## [ENTRIES]
▼

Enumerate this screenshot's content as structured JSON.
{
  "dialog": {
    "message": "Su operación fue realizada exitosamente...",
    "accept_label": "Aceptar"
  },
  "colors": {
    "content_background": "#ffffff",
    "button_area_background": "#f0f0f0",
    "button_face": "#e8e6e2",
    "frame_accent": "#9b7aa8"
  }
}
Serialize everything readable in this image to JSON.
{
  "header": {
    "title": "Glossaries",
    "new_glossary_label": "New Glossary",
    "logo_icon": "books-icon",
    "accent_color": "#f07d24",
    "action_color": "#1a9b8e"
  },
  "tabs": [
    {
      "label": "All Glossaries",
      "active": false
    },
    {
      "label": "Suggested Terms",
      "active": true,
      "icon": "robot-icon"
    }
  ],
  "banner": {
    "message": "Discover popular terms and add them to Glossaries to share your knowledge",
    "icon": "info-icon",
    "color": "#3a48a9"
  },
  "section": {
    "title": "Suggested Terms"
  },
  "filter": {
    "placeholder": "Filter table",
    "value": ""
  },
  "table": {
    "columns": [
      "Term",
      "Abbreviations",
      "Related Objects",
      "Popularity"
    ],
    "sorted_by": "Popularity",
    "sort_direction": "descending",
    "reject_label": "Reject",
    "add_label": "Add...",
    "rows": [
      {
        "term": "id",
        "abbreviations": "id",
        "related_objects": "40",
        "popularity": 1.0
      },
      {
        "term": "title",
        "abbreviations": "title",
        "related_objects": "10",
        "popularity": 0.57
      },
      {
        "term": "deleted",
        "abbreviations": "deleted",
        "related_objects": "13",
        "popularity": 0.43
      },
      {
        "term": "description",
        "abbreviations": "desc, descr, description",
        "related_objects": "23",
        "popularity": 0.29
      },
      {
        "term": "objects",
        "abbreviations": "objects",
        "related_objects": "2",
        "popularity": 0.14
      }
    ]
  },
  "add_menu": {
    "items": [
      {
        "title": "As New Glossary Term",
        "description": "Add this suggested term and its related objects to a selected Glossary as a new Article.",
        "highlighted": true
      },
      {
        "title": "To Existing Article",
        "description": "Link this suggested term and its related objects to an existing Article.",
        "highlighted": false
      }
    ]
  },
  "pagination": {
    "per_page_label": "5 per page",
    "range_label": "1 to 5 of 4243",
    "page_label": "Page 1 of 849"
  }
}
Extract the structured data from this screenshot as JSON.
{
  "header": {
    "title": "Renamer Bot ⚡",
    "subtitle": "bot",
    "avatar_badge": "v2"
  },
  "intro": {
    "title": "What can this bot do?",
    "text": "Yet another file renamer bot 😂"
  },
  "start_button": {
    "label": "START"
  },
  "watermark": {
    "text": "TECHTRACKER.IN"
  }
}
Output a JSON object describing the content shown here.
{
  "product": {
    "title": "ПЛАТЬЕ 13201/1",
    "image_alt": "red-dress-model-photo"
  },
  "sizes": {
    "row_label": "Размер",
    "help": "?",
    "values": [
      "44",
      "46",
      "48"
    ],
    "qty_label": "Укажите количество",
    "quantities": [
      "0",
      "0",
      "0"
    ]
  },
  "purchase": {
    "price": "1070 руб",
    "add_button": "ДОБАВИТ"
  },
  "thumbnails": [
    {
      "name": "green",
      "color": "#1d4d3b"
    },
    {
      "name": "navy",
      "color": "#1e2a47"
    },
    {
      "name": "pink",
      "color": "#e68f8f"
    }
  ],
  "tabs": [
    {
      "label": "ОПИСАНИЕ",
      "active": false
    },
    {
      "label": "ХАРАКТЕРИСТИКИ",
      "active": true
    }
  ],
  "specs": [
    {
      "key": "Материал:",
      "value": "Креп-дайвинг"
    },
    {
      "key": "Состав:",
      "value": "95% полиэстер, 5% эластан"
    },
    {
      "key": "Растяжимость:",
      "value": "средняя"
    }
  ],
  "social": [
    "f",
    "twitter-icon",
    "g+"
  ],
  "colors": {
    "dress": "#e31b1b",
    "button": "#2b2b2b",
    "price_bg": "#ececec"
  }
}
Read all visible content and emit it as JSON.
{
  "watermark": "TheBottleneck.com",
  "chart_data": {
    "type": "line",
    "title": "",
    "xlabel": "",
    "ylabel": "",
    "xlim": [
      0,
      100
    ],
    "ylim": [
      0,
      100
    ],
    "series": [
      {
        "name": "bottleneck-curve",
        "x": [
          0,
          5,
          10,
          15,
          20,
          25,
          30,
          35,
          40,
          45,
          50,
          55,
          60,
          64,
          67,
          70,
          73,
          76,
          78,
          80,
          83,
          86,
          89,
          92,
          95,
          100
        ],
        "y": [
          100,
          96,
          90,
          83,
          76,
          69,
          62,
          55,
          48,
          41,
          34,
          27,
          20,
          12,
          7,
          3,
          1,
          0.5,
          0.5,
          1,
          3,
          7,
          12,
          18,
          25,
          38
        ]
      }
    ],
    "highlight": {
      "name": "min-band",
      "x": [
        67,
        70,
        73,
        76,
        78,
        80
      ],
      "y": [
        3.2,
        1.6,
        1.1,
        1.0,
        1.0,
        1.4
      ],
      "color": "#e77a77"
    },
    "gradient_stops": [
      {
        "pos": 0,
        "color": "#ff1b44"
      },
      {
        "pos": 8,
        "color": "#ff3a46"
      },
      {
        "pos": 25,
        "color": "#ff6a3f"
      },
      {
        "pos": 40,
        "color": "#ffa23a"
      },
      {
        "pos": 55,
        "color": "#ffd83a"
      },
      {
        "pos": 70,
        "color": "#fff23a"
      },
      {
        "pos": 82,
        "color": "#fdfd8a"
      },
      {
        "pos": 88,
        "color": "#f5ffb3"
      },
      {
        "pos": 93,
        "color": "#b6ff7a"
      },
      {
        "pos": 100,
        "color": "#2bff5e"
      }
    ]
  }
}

▲

## [REQUIREMENT]
Return every line containing "Glossary".

## [FINISHED EXERCISE]
    "new_glossary_label": "New Glossary",
        "title": "As New Glossary Term",
        "description": "Add this suggested term and its related objects to a selected Glossary as a new Article.",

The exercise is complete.